**Teks Bacaan:**
- - - - -

Kemenpu dan Kemenpera perlu dipisah
JAKARTA - Kementerian Pekerjaan Umum (Kemenpu) dan Kementerian Perumahan Rakyat (Kemenpera) perlu kembali dipisahkan guna mengoptimalkan upaya mengatasi backlog perumahan. Dalam sembilan tahun terakhir, pemerintah tidak optimal menjembatani jurang antara ketersediaan dan kebutuhan perumahan rakyat.
Panangian Simanungkalit, Direktur Eksekutif Panangian School of Property (SPS) menyampaikan alasan pemisahan Kemenpu dan Kemenpera merujuk pada kenaikan backlog perumahan sebanyak 12,7 juta. "Disimpulkan, perlu ada kementerian yang mengakomodir, dan berkoordinasi dengan lima kementerian terkait lainnya. Untuk pemetaan tanah, sebab jangan sampai dibangun di suatu kota tapi oversupplai," katanya di Jakarta, kemarin (26/10).

- - - - -

**Latihan 1:** Tolong cetak bagian teks tentang pemisahan Kemenpu dan Kemenpera, mulai dari "Kemenpu dan Kemenpera perlu" dan berlanjut sampai "Jakarta, kemarin (26/10).".

- - - - -

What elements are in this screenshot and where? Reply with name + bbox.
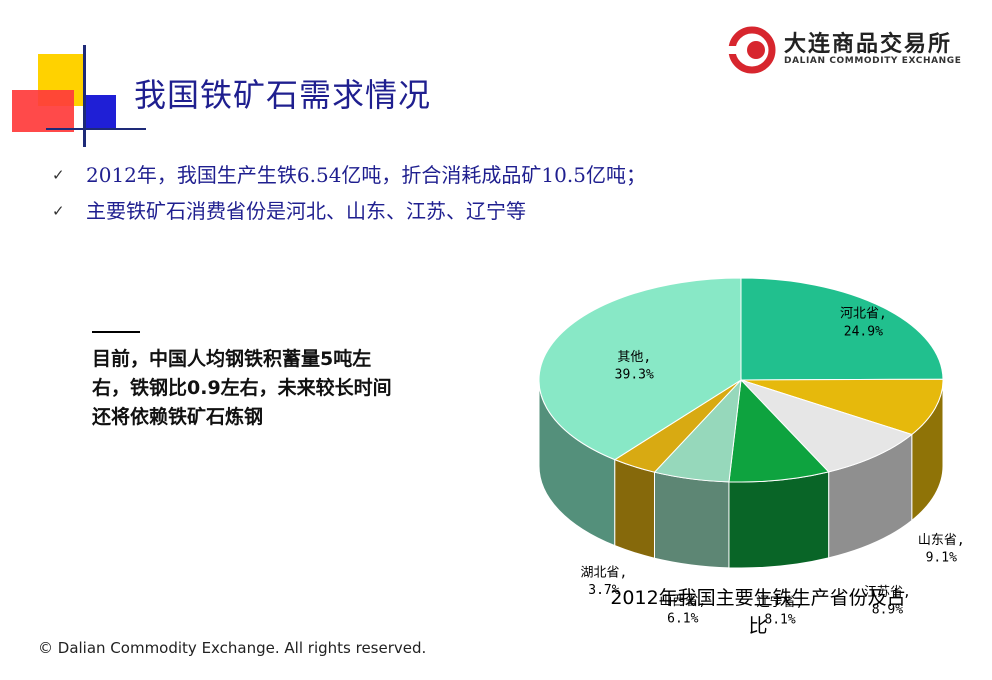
bullet-text: 2012年，我国生产生铁6.54亿吨，折合消耗成品矿10.5亿吨； [86,163,646,187]
slide-title: 我国铁矿石需求情况 [134,76,432,114]
pie-slice-3 [728,378,830,483]
bullet-text: 主要铁矿石消费省份是河北、山东、江苏、辽宁等 [86,199,526,223]
pie-slice-2 [740,379,913,473]
pie-label-6: 其他, 39.3% [615,350,654,383]
chart-title: 2012年我国主要生铁生产省份及占比 [610,587,906,637]
pie-slice-1 [740,378,944,436]
pie-label-4: 山西省, 6.1% [659,594,706,627]
note-dash [92,331,140,333]
pie-side-4 [654,471,730,569]
decor-horizontal-line [46,128,146,130]
pie-label-0: 河北省, 24.9% [840,307,887,340]
pie-label-2: 江苏省, 8.9% [864,584,911,618]
decor-blue-square [86,95,116,129]
check-icon: ✓ [52,166,65,184]
pie-side-3 [728,471,830,569]
dce-logo: 大连商品交易所 DALIAN COMMODITY EXCHANGE [726,22,961,78]
pie-slice-0 [740,277,944,381]
pie-slice-6 [538,277,742,461]
check-icon: ✓ [52,202,65,220]
pie-label-1: 山东省, 9.1% [918,533,965,566]
copyright-text: © Dalian Commodity Exchange. All rights … [38,639,427,657]
decor-vertical-line [83,45,86,147]
bullet-list: ✓ 2012年，我国生产生铁6.54亿吨，折合消耗成品矿10.5亿吨； ✓ 主要… [52,160,646,232]
pie-label-3: 辽宁省, 8.1% [757,594,804,628]
bullet-item: ✓ 2012年，我国生产生铁6.54亿吨，折合消耗成品矿10.5亿吨； [52,160,646,196]
note-text: 目前，中国人均钢铁积蓄量5吨左右，铁钢比0.9左右，未来较长时间还将依赖铁矿石炼… [92,348,392,428]
logo-english-name: DALIAN COMMODITY EXCHANGE [784,56,962,66]
bullet-item: ✓ 主要铁矿石消费省份是河北、山东、江苏、辽宁等 [52,196,646,232]
pie-side-5 [614,458,655,559]
pie-label-5: 湖北省, 3.7% [581,565,628,598]
decor-red-square [12,90,74,132]
dce-logo-icon [726,26,776,74]
logo-chinese-name: 大连商品交易所 [784,32,953,57]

- - - - -

**Latihan 2:** Hitung berapa baris catatan yang memuat string "text", dengan membedakan huruf besar dan kecil, lalu tuliskan angkanya saja.

**Keluaran Lengkap 1:**
Kemenpu dan Kemenpera perlu dipisah
JAKARTA - Kementerian Pekerjaan Umum (Kemenpu) dan Kementerian Perumahan Rakyat (Kemenpera) perlu kembali dipisahkan guna mengoptimalkan upaya mengatasi backlog perumahan. Dalam sembilan tahun terakhir, pemerintah tidak optimal menjembatani jurang antara ketersediaan dan kebutuhan perumahan rakyat.
Panangian Simanungkalit, Direktur Eksekutif Panangian School of Property (SPS) menyampaikan alasan pemisahan Kemenpu dan Kemenpera merujuk pada kenaikan backlog perumahan sebanyak 12,7 juta. "Disimpulkan, perlu ada kementerian yang mengakomodir, dan berkoordinasi dengan lima kementerian terkait lainnya. Untuk pemetaan tanah, sebab jangan sampai dibangun di suatu kota tapi oversupplai," katanya di Jakarta, kemarin (26/10).

**Keluaran Lengkap 2:** 4